The request: Pull out from the material below all lines with "Zahlen".

──────────

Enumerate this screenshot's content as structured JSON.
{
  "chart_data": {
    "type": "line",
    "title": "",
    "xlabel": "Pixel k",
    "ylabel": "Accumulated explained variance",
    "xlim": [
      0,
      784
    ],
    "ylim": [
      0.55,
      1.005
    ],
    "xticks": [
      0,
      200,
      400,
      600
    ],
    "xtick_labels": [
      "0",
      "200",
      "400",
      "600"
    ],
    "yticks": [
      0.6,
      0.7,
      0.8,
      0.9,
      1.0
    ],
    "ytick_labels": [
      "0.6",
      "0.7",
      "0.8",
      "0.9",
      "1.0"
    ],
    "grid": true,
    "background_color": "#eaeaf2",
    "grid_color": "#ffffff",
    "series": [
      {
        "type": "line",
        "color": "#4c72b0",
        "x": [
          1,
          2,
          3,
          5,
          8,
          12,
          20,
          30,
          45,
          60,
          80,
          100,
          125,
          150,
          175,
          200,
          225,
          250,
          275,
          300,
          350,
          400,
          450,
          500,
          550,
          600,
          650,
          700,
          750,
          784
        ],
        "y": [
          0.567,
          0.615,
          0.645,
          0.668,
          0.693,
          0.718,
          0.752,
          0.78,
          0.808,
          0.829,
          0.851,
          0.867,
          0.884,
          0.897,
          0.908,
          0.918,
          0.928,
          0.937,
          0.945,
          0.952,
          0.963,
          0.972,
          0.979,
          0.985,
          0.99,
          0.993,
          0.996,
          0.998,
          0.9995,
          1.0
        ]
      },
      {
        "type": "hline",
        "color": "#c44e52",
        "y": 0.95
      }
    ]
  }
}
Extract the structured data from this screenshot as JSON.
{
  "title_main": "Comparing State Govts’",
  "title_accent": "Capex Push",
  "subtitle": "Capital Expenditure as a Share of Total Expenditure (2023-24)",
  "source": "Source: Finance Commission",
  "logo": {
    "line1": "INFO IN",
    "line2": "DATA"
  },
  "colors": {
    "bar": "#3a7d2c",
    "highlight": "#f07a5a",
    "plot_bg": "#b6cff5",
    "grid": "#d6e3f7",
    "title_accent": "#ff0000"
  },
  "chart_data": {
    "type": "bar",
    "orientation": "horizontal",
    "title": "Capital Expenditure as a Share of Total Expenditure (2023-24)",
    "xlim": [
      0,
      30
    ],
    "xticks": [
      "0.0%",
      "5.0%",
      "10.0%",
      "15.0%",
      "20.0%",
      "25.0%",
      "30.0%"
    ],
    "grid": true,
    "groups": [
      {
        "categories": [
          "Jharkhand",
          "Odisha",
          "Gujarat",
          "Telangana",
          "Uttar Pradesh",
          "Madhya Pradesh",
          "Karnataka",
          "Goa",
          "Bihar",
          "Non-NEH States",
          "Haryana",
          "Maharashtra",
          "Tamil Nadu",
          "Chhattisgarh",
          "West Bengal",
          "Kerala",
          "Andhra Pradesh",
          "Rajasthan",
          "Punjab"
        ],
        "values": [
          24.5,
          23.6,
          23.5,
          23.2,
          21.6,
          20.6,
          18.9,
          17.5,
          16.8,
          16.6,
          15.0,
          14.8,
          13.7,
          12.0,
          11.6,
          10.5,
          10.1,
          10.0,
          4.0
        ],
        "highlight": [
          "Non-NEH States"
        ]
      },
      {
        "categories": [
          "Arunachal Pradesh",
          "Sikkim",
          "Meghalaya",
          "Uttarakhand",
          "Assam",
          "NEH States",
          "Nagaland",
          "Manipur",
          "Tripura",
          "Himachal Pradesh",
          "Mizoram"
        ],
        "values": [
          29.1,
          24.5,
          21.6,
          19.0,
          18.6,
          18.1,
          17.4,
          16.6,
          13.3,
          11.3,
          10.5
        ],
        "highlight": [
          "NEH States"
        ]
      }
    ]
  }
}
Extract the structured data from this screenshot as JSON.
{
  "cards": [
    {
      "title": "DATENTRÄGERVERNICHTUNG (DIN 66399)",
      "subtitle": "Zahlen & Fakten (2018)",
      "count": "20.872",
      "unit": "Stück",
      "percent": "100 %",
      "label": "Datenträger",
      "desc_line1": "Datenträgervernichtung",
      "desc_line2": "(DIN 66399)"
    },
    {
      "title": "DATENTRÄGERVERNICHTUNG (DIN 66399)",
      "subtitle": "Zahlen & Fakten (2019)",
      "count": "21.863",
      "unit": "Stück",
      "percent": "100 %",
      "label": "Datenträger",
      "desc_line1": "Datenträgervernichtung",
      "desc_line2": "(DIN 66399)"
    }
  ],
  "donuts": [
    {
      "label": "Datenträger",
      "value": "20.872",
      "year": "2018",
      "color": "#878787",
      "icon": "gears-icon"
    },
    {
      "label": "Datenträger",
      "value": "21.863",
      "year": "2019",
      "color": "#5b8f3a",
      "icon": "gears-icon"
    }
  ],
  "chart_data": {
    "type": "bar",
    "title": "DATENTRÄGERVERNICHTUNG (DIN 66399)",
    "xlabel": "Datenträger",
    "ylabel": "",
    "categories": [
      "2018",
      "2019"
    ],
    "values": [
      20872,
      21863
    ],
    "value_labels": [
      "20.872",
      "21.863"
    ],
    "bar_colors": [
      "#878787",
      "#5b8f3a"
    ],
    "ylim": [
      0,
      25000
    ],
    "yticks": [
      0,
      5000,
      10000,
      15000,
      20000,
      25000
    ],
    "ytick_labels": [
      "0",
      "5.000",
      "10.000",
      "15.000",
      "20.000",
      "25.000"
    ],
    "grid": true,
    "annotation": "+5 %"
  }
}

──────────

Finished exercise:
      "subtitle": "Zahlen & Fakten (2018)",
      "subtitle": "Zahlen & Fakten (2019)",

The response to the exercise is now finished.